-- Start of LISTED RECORDS --

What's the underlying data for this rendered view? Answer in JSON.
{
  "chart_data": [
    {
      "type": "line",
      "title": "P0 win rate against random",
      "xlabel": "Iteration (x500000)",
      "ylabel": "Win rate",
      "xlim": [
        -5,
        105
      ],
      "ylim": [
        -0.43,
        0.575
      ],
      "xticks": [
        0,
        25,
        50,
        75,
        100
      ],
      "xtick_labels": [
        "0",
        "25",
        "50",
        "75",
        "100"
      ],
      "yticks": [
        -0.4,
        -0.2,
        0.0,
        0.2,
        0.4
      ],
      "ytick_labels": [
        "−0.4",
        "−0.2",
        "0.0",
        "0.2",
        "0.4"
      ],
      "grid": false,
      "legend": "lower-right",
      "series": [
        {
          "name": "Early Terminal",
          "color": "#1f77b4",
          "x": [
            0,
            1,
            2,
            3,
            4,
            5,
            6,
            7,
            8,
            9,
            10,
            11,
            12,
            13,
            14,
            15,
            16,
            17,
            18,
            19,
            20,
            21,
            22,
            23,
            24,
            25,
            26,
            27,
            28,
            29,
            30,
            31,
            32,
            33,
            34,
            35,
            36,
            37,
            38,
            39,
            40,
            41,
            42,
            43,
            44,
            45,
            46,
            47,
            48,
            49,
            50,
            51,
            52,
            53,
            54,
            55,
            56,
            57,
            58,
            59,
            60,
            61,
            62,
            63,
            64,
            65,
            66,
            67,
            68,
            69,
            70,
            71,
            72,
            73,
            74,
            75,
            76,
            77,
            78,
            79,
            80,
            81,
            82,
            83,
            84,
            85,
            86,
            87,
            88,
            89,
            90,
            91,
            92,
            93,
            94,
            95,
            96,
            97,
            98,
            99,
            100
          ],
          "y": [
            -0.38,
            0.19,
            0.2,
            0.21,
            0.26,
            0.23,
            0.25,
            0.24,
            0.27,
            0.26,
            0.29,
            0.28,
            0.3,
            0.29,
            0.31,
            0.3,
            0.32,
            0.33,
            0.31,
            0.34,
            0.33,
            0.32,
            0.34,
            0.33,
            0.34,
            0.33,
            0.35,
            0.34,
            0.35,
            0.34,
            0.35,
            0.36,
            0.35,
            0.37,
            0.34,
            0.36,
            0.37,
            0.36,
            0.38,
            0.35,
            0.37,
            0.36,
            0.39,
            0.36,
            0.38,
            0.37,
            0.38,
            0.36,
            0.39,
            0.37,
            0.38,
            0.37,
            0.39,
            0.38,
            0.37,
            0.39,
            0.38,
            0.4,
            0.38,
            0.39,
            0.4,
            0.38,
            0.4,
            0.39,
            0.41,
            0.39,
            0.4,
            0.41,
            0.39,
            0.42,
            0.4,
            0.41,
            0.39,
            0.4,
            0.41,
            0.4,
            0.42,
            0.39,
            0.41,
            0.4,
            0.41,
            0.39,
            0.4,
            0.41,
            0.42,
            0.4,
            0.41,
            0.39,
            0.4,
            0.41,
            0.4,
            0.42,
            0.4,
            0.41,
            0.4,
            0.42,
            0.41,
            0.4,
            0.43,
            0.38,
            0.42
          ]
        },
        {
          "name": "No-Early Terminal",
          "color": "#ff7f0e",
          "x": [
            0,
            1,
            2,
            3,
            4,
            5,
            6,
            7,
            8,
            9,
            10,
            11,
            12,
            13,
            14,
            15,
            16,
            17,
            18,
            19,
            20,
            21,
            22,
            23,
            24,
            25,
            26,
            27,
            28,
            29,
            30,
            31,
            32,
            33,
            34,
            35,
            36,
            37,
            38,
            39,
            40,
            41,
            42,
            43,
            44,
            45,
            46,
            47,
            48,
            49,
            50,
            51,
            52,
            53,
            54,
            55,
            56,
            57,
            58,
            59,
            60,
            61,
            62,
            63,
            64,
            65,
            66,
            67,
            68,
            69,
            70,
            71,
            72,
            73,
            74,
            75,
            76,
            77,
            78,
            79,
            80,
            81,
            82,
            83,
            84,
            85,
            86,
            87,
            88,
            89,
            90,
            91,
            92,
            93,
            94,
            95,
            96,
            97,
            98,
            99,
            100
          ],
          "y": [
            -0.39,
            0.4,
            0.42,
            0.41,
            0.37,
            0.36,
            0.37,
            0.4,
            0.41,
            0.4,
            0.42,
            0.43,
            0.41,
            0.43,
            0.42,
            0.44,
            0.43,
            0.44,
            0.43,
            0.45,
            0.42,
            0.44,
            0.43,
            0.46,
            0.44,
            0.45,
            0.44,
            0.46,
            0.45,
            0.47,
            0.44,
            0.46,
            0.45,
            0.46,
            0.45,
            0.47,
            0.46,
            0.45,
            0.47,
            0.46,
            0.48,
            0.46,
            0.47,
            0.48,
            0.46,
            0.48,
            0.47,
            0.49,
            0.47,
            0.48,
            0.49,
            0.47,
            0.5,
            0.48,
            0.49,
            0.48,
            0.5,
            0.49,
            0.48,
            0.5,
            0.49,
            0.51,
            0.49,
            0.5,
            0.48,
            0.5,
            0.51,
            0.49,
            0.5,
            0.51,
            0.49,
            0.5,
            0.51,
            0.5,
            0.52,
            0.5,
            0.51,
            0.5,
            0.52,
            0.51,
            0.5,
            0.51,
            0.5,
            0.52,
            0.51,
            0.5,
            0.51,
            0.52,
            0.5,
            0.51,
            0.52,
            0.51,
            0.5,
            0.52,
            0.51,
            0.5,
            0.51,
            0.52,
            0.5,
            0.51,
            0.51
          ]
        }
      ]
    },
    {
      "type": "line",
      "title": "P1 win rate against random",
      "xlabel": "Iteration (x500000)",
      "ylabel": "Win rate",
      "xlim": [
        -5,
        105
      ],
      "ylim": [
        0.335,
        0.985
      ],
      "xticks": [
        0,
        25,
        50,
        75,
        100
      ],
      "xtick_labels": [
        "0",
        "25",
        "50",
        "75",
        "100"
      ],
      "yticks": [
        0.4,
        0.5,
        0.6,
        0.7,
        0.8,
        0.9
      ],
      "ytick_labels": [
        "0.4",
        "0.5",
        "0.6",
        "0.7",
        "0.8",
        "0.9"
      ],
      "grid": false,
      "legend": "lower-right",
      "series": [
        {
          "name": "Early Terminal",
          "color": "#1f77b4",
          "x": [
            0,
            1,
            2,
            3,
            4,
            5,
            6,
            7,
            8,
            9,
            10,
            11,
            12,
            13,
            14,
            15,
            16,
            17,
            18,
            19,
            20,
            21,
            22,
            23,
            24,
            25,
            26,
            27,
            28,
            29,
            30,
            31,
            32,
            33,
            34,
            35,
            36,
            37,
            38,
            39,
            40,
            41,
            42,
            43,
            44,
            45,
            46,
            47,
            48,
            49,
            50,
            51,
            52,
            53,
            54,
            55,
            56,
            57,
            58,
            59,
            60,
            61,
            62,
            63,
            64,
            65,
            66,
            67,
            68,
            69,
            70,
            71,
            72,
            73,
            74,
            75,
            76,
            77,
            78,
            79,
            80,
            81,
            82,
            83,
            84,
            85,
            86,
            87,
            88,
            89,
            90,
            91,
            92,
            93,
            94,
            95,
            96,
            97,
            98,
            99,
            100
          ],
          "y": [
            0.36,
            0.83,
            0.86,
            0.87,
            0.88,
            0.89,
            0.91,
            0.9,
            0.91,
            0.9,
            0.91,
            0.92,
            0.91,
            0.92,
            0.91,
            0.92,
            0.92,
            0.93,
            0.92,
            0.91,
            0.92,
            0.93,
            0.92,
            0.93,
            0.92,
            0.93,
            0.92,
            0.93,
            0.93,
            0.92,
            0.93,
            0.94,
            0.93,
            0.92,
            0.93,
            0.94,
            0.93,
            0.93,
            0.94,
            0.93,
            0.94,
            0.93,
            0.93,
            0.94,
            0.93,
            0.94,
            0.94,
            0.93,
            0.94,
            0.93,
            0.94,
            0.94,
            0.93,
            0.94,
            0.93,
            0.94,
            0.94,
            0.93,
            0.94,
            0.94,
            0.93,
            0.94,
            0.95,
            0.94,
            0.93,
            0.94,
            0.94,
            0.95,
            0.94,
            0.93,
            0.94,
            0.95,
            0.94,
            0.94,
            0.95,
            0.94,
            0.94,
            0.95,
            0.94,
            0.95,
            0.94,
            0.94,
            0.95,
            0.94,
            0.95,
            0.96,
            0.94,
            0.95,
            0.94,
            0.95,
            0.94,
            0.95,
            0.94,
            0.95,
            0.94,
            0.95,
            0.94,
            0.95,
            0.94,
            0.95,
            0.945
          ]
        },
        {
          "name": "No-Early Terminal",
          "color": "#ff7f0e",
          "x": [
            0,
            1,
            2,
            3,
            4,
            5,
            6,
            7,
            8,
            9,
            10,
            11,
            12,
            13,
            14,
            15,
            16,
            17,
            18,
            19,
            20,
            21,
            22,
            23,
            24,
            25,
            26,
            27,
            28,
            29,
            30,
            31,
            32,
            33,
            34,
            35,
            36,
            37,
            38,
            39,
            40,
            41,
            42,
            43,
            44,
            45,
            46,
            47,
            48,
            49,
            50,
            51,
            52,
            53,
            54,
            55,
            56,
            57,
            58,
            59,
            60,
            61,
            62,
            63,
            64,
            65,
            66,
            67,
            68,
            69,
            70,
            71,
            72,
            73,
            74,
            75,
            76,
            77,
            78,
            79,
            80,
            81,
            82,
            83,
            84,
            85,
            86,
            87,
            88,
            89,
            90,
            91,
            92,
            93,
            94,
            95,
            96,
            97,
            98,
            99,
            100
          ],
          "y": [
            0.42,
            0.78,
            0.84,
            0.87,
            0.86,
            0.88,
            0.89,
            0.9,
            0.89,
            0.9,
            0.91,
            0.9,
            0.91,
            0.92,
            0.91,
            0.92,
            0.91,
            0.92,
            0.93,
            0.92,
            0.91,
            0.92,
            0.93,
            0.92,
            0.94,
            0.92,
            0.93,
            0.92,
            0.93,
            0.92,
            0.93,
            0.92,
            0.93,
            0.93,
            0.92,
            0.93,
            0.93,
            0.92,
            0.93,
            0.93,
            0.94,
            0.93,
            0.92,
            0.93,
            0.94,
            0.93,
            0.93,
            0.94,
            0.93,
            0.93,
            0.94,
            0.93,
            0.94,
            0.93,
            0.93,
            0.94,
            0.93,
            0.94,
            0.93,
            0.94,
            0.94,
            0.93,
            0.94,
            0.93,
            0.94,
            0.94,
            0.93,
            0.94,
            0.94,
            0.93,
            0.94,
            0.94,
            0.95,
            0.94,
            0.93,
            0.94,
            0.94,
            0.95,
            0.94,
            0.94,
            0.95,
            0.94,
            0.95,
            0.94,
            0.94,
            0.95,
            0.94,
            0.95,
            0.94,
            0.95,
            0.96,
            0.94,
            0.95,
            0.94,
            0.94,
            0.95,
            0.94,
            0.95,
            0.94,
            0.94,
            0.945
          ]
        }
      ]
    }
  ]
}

-- End of LISTED RECORDS --

• _WHAT YOU ARE ASKED TO DO_: Extract from the material all lines containing the string "rate".

• _TASK OUTPUT_:
      "title": "P0 win rate against random",
      "ylabel": "Win rate",
      "title": "P1 win rate against random",
      "ylabel": "Win rate",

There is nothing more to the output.